> _SET TASK_: Every record that follows should be printed verbatim.

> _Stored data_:
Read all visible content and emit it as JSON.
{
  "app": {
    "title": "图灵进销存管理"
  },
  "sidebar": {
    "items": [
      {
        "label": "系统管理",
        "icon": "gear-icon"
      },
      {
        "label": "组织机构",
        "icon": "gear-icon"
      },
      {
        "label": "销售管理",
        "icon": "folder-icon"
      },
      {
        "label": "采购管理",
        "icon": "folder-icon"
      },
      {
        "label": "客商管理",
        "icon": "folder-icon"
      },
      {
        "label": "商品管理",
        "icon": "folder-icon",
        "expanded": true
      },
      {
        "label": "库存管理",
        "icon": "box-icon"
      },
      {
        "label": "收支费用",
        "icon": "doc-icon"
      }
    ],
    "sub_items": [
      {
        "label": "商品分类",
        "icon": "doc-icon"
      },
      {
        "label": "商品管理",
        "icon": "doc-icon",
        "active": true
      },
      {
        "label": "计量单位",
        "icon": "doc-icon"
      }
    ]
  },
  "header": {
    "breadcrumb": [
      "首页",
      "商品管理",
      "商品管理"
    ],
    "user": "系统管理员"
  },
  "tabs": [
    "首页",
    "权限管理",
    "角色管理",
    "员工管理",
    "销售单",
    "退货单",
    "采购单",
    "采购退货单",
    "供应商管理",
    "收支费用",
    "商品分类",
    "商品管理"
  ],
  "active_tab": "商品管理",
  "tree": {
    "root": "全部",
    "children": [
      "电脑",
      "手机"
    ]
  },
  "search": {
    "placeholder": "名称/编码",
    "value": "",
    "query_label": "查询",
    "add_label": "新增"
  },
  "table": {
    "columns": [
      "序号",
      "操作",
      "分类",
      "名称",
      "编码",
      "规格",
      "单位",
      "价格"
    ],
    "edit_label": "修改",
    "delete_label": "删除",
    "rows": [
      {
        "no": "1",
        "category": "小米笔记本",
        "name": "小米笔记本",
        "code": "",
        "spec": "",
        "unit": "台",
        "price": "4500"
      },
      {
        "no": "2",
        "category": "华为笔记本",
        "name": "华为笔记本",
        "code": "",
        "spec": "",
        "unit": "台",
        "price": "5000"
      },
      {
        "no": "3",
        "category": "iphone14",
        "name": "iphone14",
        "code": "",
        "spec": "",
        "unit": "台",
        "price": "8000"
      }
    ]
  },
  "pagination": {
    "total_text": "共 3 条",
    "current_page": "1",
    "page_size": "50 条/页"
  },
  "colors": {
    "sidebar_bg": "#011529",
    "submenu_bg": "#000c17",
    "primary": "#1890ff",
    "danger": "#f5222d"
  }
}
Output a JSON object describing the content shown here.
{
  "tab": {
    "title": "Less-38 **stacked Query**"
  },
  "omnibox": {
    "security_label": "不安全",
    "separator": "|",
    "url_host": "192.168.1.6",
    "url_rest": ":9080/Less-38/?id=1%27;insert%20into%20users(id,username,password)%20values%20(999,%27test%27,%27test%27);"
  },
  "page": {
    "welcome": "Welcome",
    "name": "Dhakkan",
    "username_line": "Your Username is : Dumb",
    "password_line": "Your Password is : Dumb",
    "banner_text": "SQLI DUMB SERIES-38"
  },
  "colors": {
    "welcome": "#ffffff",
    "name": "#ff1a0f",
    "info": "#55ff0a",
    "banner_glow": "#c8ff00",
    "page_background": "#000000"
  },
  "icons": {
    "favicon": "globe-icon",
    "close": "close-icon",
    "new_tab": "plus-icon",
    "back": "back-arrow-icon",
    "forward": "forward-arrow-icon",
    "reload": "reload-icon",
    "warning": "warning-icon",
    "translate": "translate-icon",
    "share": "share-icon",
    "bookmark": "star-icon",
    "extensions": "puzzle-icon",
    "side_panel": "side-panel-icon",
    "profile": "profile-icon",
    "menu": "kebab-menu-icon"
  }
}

> _RESPONSE_:
Read all visible content and emit it as JSON.
{
  "app": {
    "title": "图灵进销存管理"
  },
  "sidebar": {
    "items": [
      {
        "label": "系统管理",
        "icon": "gear-icon"
      },
      {
        "label": "组织机构",
        "icon": "gear-icon"
      },
      {
        "label": "销售管理",
        "icon": "folder-icon"
      },
      {
        "label": "采购管理",
        "icon": "folder-icon"
      },
      {
        "label": "客商管理",
        "icon": "folder-icon"
      },
      {
        "label": "商品管理",
        "icon": "folder-icon",
        "expanded": true
      },
      {
        "label": "库存管理",
        "icon": "box-icon"
      },
      {
        "label": "收支费用",
        "icon": "doc-icon"
      }
    ],
    "sub_items": [
      {
        "label": "商品分类",
        "icon": "doc-icon"
      },
      {
        "label": "商品管理",
        "icon": "doc-icon",
        "active": true
      },
      {
        "label": "计量单位",
        "icon": "doc-icon"
      }
    ]
  },
  "header": {
    "breadcrumb": [
      "首页",
      "商品管理",
      "商品管理"
    ],
    "user": "系统管理员"
  },
  "tabs": [
    "首页",
    "权限管理",
    "角色管理",
    "员工管理",
    "销售单",
    "退货单",
    "采购单",
    "采购退货单",
    "供应商管理",
    "收支费用",
    "商品分类",
    "商品管理"
  ],
  "active_tab": "商品管理",
  "tree": {
    "root": "全部",
    "children": [
      "电脑",
      "手机"
    ]
  },
  "search": {
    "placeholder": "名称/编码",
    "value": "",
    "query_label": "查询",
    "add_label": "新增"
  },
  "table": {
    "columns": [
      "序号",
      "操作",
      "分类",
      "名称",
      "编码",
      "规格",
      "单位",
      "价格"
    ],
    "edit_label": "修改",
    "delete_label": "删除",
    "rows": [
      {
        "no": "1",
        "category": "小米笔记本",
        "name": "小米笔记本",
        "code": "",
        "spec": "",
        "unit": "台",
        "price": "4500"
      },
      {
        "no": "2",
        "category": "华为笔记本",
        "name": "华为笔记本",
        "code": "",
        "spec": "",
        "unit": "台",
        "price": "5000"
      },
      {
        "no": "3",
        "category": "iphone14",
        "name": "iphone14",
        "code": "",
        "spec": "",
        "unit": "台",
        "price": "8000"
      }
    ]
  },
  "pagination": {
    "total_text": "共 3 条",
    "current_page": "1",
    "page_size": "50 条/页"
  },
  "colors": {
    "sidebar_bg": "#011529",
    "submenu_bg": "#000c17",
    "primary": "#1890ff",
    "danger": "#f5222d"
  }
}
Output a JSON object describing the content shown here.
{
  "tab": {
    "title": "Less-38 **stacked Query**"
  },
  "omnibox": {
    "security_label": "不安全",
    "separator": "|",
    "url_host": "192.168.1.6",
    "url_rest": ":9080/Less-38/?id=1%27;insert%20into%20users(id,username,password)%20values%20(999,%27test%27,%27test%27);"
  },
  "page": {
    "welcome": "Welcome",
    "name": "Dhakkan",
    "username_line": "Your Username is : Dumb",
    "password_line": "Your Password is : Dumb",
    "banner_text": "SQLI DUMB SERIES-38"
  },
  "colors": {
    "welcome": "#ffffff",
    "name": "#ff1a0f",
    "info": "#55ff0a",
    "banner_glow": "#c8ff00",
    "page_background": "#000000"
  },
  "icons": {
    "favicon": "globe-icon",
    "close": "close-icon",
    "new_tab": "plus-icon",
    "back": "back-arrow-icon",
    "forward": "forward-arrow-icon",
    "reload": "reload-icon",
    "warning": "warning-icon",
    "translate": "translate-icon",
    "share": "share-icon",
    "bookmark": "star-icon",
    "extensions": "puzzle-icon",
    "side_panel": "side-panel-icon",
    "profile": "profile-icon",
    "menu": "kebab-menu-icon"
  }
}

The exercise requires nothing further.